» **REQUIRED TASK**: Restate each of the lines below word for word and drop every picture.

» **DATASET ENTRIES**:
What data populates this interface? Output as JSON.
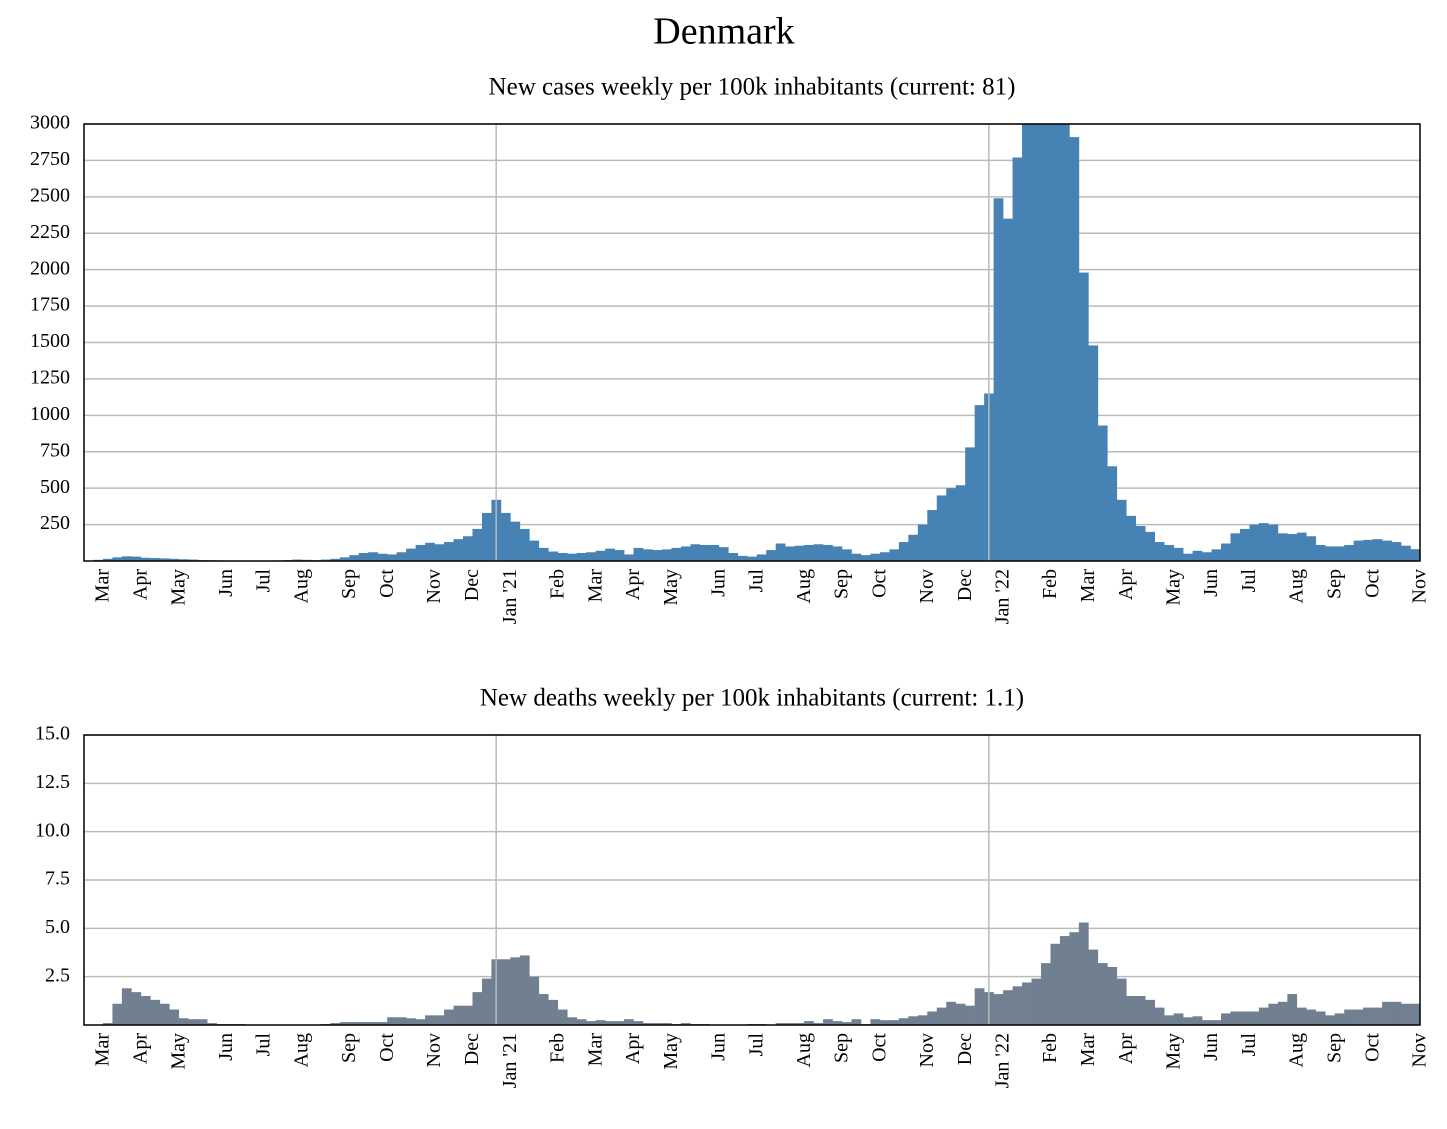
{
  "title": "Denmark",
  "chart_data": [
    {
      "type": "bar",
      "title": "New cases weekly per 100k inhabitants (current: 81)",
      "color": "#4682b4",
      "grid": true,
      "ylim": [
        0,
        3000
      ],
      "yticks": [
        250,
        500,
        750,
        1000,
        1250,
        1500,
        1750,
        2000,
        2250,
        2500,
        2750,
        3000
      ],
      "categories": [
        "Mar",
        null,
        null,
        null,
        "Apr",
        null,
        null,
        null,
        "May",
        null,
        null,
        null,
        null,
        "Jun",
        null,
        null,
        null,
        "Jul",
        null,
        null,
        null,
        "Aug",
        null,
        null,
        null,
        null,
        "Sep",
        null,
        null,
        null,
        "Oct",
        null,
        null,
        null,
        null,
        "Nov",
        null,
        null,
        null,
        "Dec",
        null,
        null,
        null,
        "Jan '21",
        null,
        null,
        null,
        null,
        "Feb",
        null,
        null,
        null,
        "Mar",
        null,
        null,
        null,
        "Apr",
        null,
        null,
        null,
        "May",
        null,
        null,
        null,
        null,
        "Jun",
        null,
        null,
        null,
        "Jul",
        null,
        null,
        null,
        null,
        "Aug",
        null,
        null,
        null,
        "Sep",
        null,
        null,
        null,
        "Oct",
        null,
        null,
        null,
        null,
        "Nov",
        null,
        null,
        null,
        "Dec",
        null,
        null,
        null,
        "Jan '22",
        null,
        null,
        null,
        null,
        "Feb",
        null,
        null,
        null,
        "Mar",
        null,
        null,
        null,
        "Apr",
        null,
        null,
        null,
        null,
        "May",
        null,
        null,
        null,
        "Jun",
        null,
        null,
        null,
        "Jul",
        null,
        null,
        null,
        null,
        "Aug",
        null,
        null,
        null,
        "Sep",
        null,
        null,
        null,
        "Oct",
        null,
        null,
        null,
        null,
        "Nov",
        null
      ],
      "values": [
        2,
        8,
        15,
        25,
        32,
        30,
        22,
        20,
        18,
        15,
        12,
        10,
        6,
        5,
        4,
        3,
        3,
        3,
        3,
        3,
        4,
        6,
        10,
        8,
        6,
        10,
        15,
        25,
        40,
        55,
        60,
        50,
        45,
        60,
        85,
        110,
        125,
        115,
        130,
        150,
        170,
        220,
        330,
        420,
        330,
        270,
        220,
        140,
        90,
        65,
        55,
        50,
        55,
        60,
        70,
        85,
        75,
        45,
        90,
        80,
        75,
        80,
        90,
        100,
        115,
        110,
        110,
        95,
        55,
        35,
        30,
        45,
        75,
        120,
        100,
        105,
        110,
        115,
        110,
        100,
        80,
        50,
        40,
        50,
        60,
        80,
        130,
        180,
        250,
        350,
        450,
        500,
        520,
        780,
        1070,
        1150,
        2490,
        2350,
        2770,
        3000,
        3000,
        3000,
        3000,
        3000,
        2910,
        1980,
        1480,
        930,
        650,
        420,
        310,
        240,
        200,
        130,
        110,
        90,
        50,
        70,
        60,
        80,
        120,
        190,
        220,
        250,
        260,
        250,
        190,
        185,
        195,
        170,
        110,
        100,
        100,
        110,
        140,
        145,
        150,
        140,
        130,
        105,
        81
      ]
    },
    {
      "type": "bar",
      "title": "New deaths weekly per 100k inhabitants (current: 1.1)",
      "color": "#708090",
      "grid": true,
      "ylim": [
        0,
        15
      ],
      "yticks": [
        2.5,
        {
          "value": 5,
          "label": "5.0"
        },
        7.5,
        {
          "value": 10,
          "label": "10.0"
        },
        12.5,
        {
          "value": 15,
          "label": "15.0"
        }
      ],
      "categories": [
        "Mar",
        null,
        null,
        null,
        "Apr",
        null,
        null,
        null,
        "May",
        null,
        null,
        null,
        null,
        "Jun",
        null,
        null,
        null,
        "Jul",
        null,
        null,
        null,
        "Aug",
        null,
        null,
        null,
        null,
        "Sep",
        null,
        null,
        null,
        "Oct",
        null,
        null,
        null,
        null,
        "Nov",
        null,
        null,
        null,
        "Dec",
        null,
        null,
        null,
        "Jan '21",
        null,
        null,
        null,
        null,
        "Feb",
        null,
        null,
        null,
        "Mar",
        null,
        null,
        null,
        "Apr",
        null,
        null,
        null,
        "May",
        null,
        null,
        null,
        null,
        "Jun",
        null,
        null,
        null,
        "Jul",
        null,
        null,
        null,
        null,
        "Aug",
        null,
        null,
        null,
        "Sep",
        null,
        null,
        null,
        "Oct",
        null,
        null,
        null,
        null,
        "Nov",
        null,
        null,
        null,
        "Dec",
        null,
        null,
        null,
        "Jan '22",
        null,
        null,
        null,
        null,
        "Feb",
        null,
        null,
        null,
        "Mar",
        null,
        null,
        null,
        "Apr",
        null,
        null,
        null,
        null,
        "May",
        null,
        null,
        null,
        "Jun",
        null,
        null,
        null,
        "Jul",
        null,
        null,
        null,
        null,
        "Aug",
        null,
        null,
        null,
        "Sep",
        null,
        null,
        null,
        "Oct",
        null,
        null,
        null,
        null,
        "Nov",
        null
      ],
      "values": [
        0,
        0,
        0.1,
        1.1,
        1.9,
        1.7,
        1.5,
        1.3,
        1.1,
        0.8,
        0.35,
        0.3,
        0.3,
        0.1,
        0.05,
        0.05,
        0.05,
        0.02,
        0.02,
        0,
        0.02,
        0.02,
        0.02,
        0.02,
        0.02,
        0.05,
        0.1,
        0.15,
        0.15,
        0.15,
        0.15,
        0.15,
        0.4,
        0.4,
        0.35,
        0.3,
        0.5,
        0.5,
        0.8,
        1.0,
        1.0,
        1.7,
        2.4,
        3.4,
        3.4,
        3.5,
        3.6,
        2.5,
        1.6,
        1.3,
        0.8,
        0.4,
        0.3,
        0.2,
        0.25,
        0.2,
        0.2,
        0.3,
        0.2,
        0.1,
        0.1,
        0.1,
        0.05,
        0.1,
        0.05,
        0.05,
        0.02,
        0.02,
        0.02,
        0.02,
        0.05,
        0.05,
        0.02,
        0.1,
        0.1,
        0.1,
        0.2,
        0.1,
        0.3,
        0.2,
        0.15,
        0.3,
        0.05,
        0.3,
        0.25,
        0.25,
        0.35,
        0.45,
        0.5,
        0.7,
        0.9,
        1.2,
        1.1,
        1.0,
        1.9,
        1.7,
        1.6,
        1.8,
        2.0,
        2.2,
        2.4,
        3.2,
        4.2,
        4.6,
        4.8,
        5.3,
        3.9,
        3.2,
        3.0,
        2.4,
        1.5,
        1.5,
        1.3,
        0.9,
        0.5,
        0.6,
        0.4,
        0.45,
        0.25,
        0.25,
        0.6,
        0.7,
        0.7,
        0.7,
        0.9,
        1.1,
        1.2,
        1.6,
        0.9,
        0.8,
        0.7,
        0.5,
        0.6,
        0.8,
        0.8,
        0.9,
        0.9,
        1.2,
        1.2,
        1.1,
        1.1
      ]
    }
  ]
}
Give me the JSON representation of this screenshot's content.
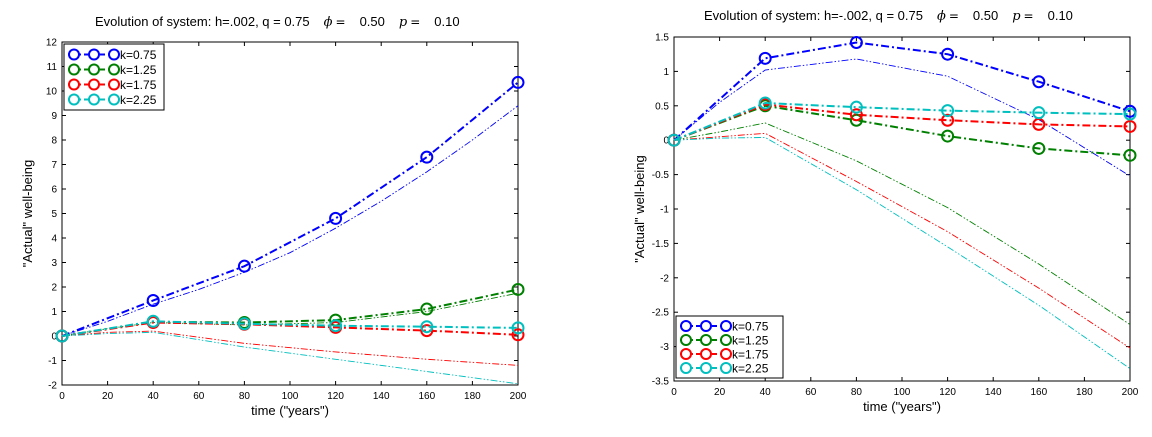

» **EXERCISE RESULT**:
What data populates this interface? Output as JSON.
{
  "title": "Denmark",
  "chart_data": [
    {
      "type": "bar",
      "title": "New cases weekly per 100k inhabitants (current: 81)",
      "color": "#4682b4",
      "grid": true,
      "ylim": [
        0,
        3000
      ],
      "yticks": [
        250,
        500,
        750,
        1000,
        1250,
        1500,
        1750,
        2000,
        2250,
        2500,
        2750,
        3000
      ],
      "categories": [
        "Mar",
        null,
        null,
        null,
        "Apr",
        null,
        null,
        null,
        "May",
        null,
        null,
        null,
        null,
        "Jun",
        null,
        null,
        null,
        "Jul",
        null,
        null,
        null,
        "Aug",
        null,
        null,
        null,
        null,
        "Sep",
        null,
        null,
        null,
        "Oct",
        null,
        null,
        null,
        null,
        "Nov",
        null,
        null,
        null,
        "Dec",
        null,
        null,
        null,
        "Jan '21",
        null,
        null,
        null,
        null,
        "Feb",
        null,
        null,
        null,
        "Mar",
        null,
        null,
        null,
        "Apr",
        null,
        null,
        null,
        "May",
        null,
        null,
        null,
        null,
        "Jun",
        null,
        null,
        null,
        "Jul",
        null,
        null,
        null,
        null,
        "Aug",
        null,
        null,
        null,
        "Sep",
        null,
        null,
        null,
        "Oct",
        null,
        null,
        null,
        null,
        "Nov",
        null,
        null,
        null,
        "Dec",
        null,
        null,
        null,
        "Jan '22",
        null,
        null,
        null,
        null,
        "Feb",
        null,
        null,
        null,
        "Mar",
        null,
        null,
        null,
        "Apr",
        null,
        null,
        null,
        null,
        "May",
        null,
        null,
        null,
        "Jun",
        null,
        null,
        null,
        "Jul",
        null,
        null,
        null,
        null,
        "Aug",
        null,
        null,
        null,
        "Sep",
        null,
        null,
        null,
        "Oct",
        null,
        null,
        null,
        null,
        "Nov",
        null
      ],
      "values": [
        2,
        8,
        15,
        25,
        32,
        30,
        22,
        20,
        18,
        15,
        12,
        10,
        6,
        5,
        4,
        3,
        3,
        3,
        3,
        3,
        4,
        6,
        10,
        8,
        6,
        10,
        15,
        25,
        40,
        55,
        60,
        50,
        45,
        60,
        85,
        110,
        125,
        115,
        130,
        150,
        170,
        220,
        330,
        420,
        330,
        270,
        220,
        140,
        90,
        65,
        55,
        50,
        55,
        60,
        70,
        85,
        75,
        45,
        90,
        80,
        75,
        80,
        90,
        100,
        115,
        110,
        110,
        95,
        55,
        35,
        30,
        45,
        75,
        120,
        100,
        105,
        110,
        115,
        110,
        100,
        80,
        50,
        40,
        50,
        60,
        80,
        130,
        180,
        250,
        350,
        450,
        500,
        520,
        780,
        1070,
        1150,
        2490,
        2350,
        2770,
        3000,
        3000,
        3000,
        3000,
        3000,
        2910,
        1980,
        1480,
        930,
        650,
        420,
        310,
        240,
        200,
        130,
        110,
        90,
        50,
        70,
        60,
        80,
        120,
        190,
        220,
        250,
        260,
        250,
        190,
        185,
        195,
        170,
        110,
        100,
        100,
        110,
        140,
        145,
        150,
        140,
        130,
        105,
        81
      ]
    },
    {
      "type": "bar",
      "title": "New deaths weekly per 100k inhabitants (current: 1.1)",
      "color": "#708090",
      "grid": true,
      "ylim": [
        0,
        15
      ],
      "yticks": [
        2.5,
        {
          "value": 5,
          "label": "5.0"
        },
        7.5,
        {
          "value": 10,
          "label": "10.0"
        },
        12.5,
        {
          "value": 15,
          "label": "15.0"
        }
      ],
      "categories": [
        "Mar",
        null,
        null,
        null,
        "Apr",
        null,
        null,
        null,
        "May",
        null,
        null,
        null,
        null,
        "Jun",
        null,
        null,
        null,
        "Jul",
        null,
        null,
        null,
        "Aug",
        null,
        null,
        null,
        null,
        "Sep",
        null,
        null,
        null,
        "Oct",
        null,
        null,
        null,
        null,
        "Nov",
        null,
        null,
        null,
        "Dec",
        null,
        null,
        null,
        "Jan '21",
        null,
        null,
        null,
        null,
        "Feb",
        null,
        null,
        null,
        "Mar",
        null,
        null,
        null,
        "Apr",
        null,
        null,
        null,
        "May",
        null,
        null,
        null,
        null,
        "Jun",
        null,
        null,
        null,
        "Jul",
        null,
        null,
        null,
        null,
        "Aug",
        null,
        null,
        null,
        "Sep",
        null,
        null,
        null,
        "Oct",
        null,
        null,
        null,
        null,
        "Nov",
        null,
        null,
        null,
        "Dec",
        null,
        null,
        null,
        "Jan '22",
        null,
        null,
        null,
        null,
        "Feb",
        null,
        null,
        null,
        "Mar",
        null,
        null,
        null,
        "Apr",
        null,
        null,
        null,
        null,
        "May",
        null,
        null,
        null,
        "Jun",
        null,
        null,
        null,
        "Jul",
        null,
        null,
        null,
        null,
        "Aug",
        null,
        null,
        null,
        "Sep",
        null,
        null,
        null,
        "Oct",
        null,
        null,
        null,
        null,
        "Nov",
        null
      ],
      "values": [
        0,
        0,
        0.1,
        1.1,
        1.9,
        1.7,
        1.5,
        1.3,
        1.1,
        0.8,
        0.35,
        0.3,
        0.3,
        0.1,
        0.05,
        0.05,
        0.05,
        0.02,
        0.02,
        0,
        0.02,
        0.02,
        0.02,
        0.02,
        0.02,
        0.05,
        0.1,
        0.15,
        0.15,
        0.15,
        0.15,
        0.15,
        0.4,
        0.4,
        0.35,
        0.3,
        0.5,
        0.5,
        0.8,
        1.0,
        1.0,
        1.7,
        2.4,
        3.4,
        3.4,
        3.5,
        3.6,
        2.5,
        1.6,
        1.3,
        0.8,
        0.4,
        0.3,
        0.2,
        0.25,
        0.2,
        0.2,
        0.3,
        0.2,
        0.1,
        0.1,
        0.1,
        0.05,
        0.1,
        0.05,
        0.05,
        0.02,
        0.02,
        0.02,
        0.02,
        0.05,
        0.05,
        0.02,
        0.1,
        0.1,
        0.1,
        0.2,
        0.1,
        0.3,
        0.2,
        0.15,
        0.3,
        0.05,
        0.3,
        0.25,
        0.25,
        0.35,
        0.45,
        0.5,
        0.7,
        0.9,
        1.2,
        1.1,
        1.0,
        1.9,
        1.7,
        1.6,
        1.8,
        2.0,
        2.2,
        2.4,
        3.2,
        4.2,
        4.6,
        4.8,
        5.3,
        3.9,
        3.2,
        3.0,
        2.4,
        1.5,
        1.5,
        1.3,
        0.9,
        0.5,
        0.6,
        0.4,
        0.45,
        0.25,
        0.25,
        0.6,
        0.7,
        0.7,
        0.7,
        0.9,
        1.1,
        1.2,
        1.6,
        0.9,
        0.8,
        0.7,
        0.5,
        0.6,
        0.8,
        0.8,
        0.9,
        0.9,
        1.2,
        1.2,
        1.1,
        1.1
      ]
    }
  ]
}
Give me the JSON representation of this screenshot's content.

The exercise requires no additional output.